■ WHAT TO WORK ON ■
Without the pictures, give the entries below again exactly as written.
* START RECORDS PROVIDED *
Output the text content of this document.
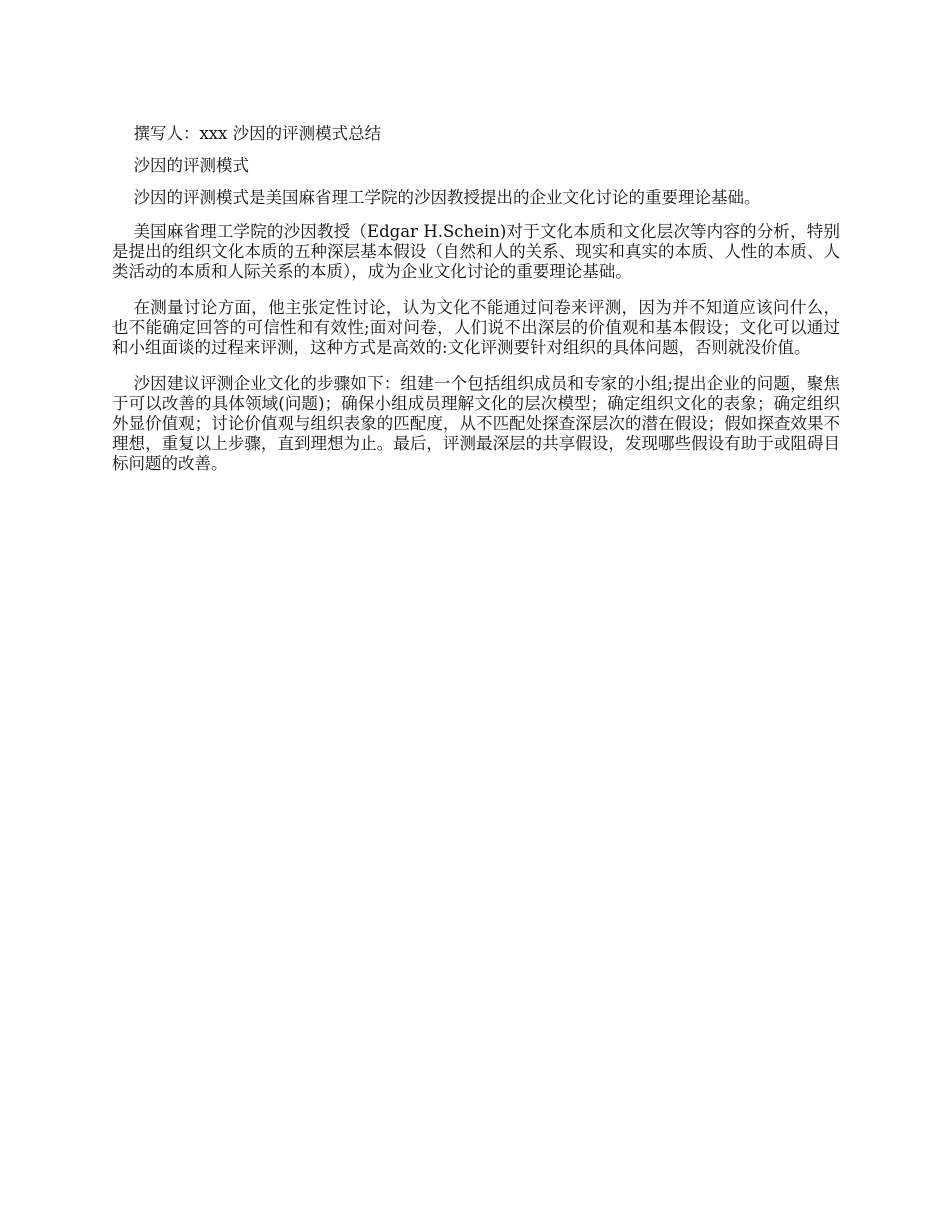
撰写人：xxx 沙因的评测模式总结

沙因的评测模式

沙因的评测模式是美国麻省理工学院的沙因教授提出的企业文化讨论的重要理论基础。

美国麻省理工学院的沙因教授（Edgar H.Schein)对于文化本质和文化层次等内容的分析，特别是提出的组织文化本质的五种深层基本假设（自然和人的关系、现实和真实的本质、人性的本质、人类活动的本质和人际关系的本质），成为企业文化讨论的重要理论基础。

在测量讨论方面，他主张定性讨论，认为文化不能通过问卷来评测，因为并不知道应该问什么，也不能确定回答的可信性和有效性;面对问卷，人们说不出深层的价值观和基本假设；文化可以通过和小组面谈的过程来评测，这种方式是高效的:文化评测要针对组织的具体问题，否则就没价值。

沙因建议评测企业文化的步骤如下：组建一个包括组织成员和专家的小组;提出企业的问题，聚焦于可以改善的具体领域(问题)；确保小组成员理解文化的层次模型；确定组织文化的表象；确定组织外显价值观；讨论价值观与组织表象的匹配度，从不匹配处探查深层次的潜在假设；假如探查效果不理想，重复以上步骤，直到理想为止。最后，评测最深层的共享假设，发现哪些假设有助于或阻碍目标问题的改善。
* END RECORDS PROVIDED *
■ EXERCISE SOLUTION ■
Output the text content of this document.
撰写人：xxx 沙因的评测模式总结

沙因的评测模式

沙因的评测模式是美国麻省理工学院的沙因教授提出的企业文化讨论的重要理论基础。

美国麻省理工学院的沙因教授（Edgar H.Schein)对于文化本质和文化层次等内容的分析，特别是提出的组织文化本质的五种深层基本假设（自然和人的关系、现实和真实的本质、人性的本质、人类活动的本质和人际关系的本质），成为企业文化讨论的重要理论基础。

在测量讨论方面，他主张定性讨论，认为文化不能通过问卷来评测，因为并不知道应该问什么，也不能确定回答的可信性和有效性;面对问卷，人们说不出深层的价值观和基本假设；文化可以通过和小组面谈的过程来评测，这种方式是高效的:文化评测要针对组织的具体问题，否则就没价值。

沙因建议评测企业文化的步骤如下：组建一个包括组织成员和专家的小组;提出企业的问题，聚焦于可以改善的具体领域(问题)；确保小组成员理解文化的层次模型；确定组织文化的表象；确定组织外显价值观；讨论价值观与组织表象的匹配度，从不匹配处探查深层次的潜在假设；假如探查效果不理想，重复以上步骤，直到理想为止。最后，评测最深层的共享假设，发现哪些假设有助于或阻碍目标问题的改善。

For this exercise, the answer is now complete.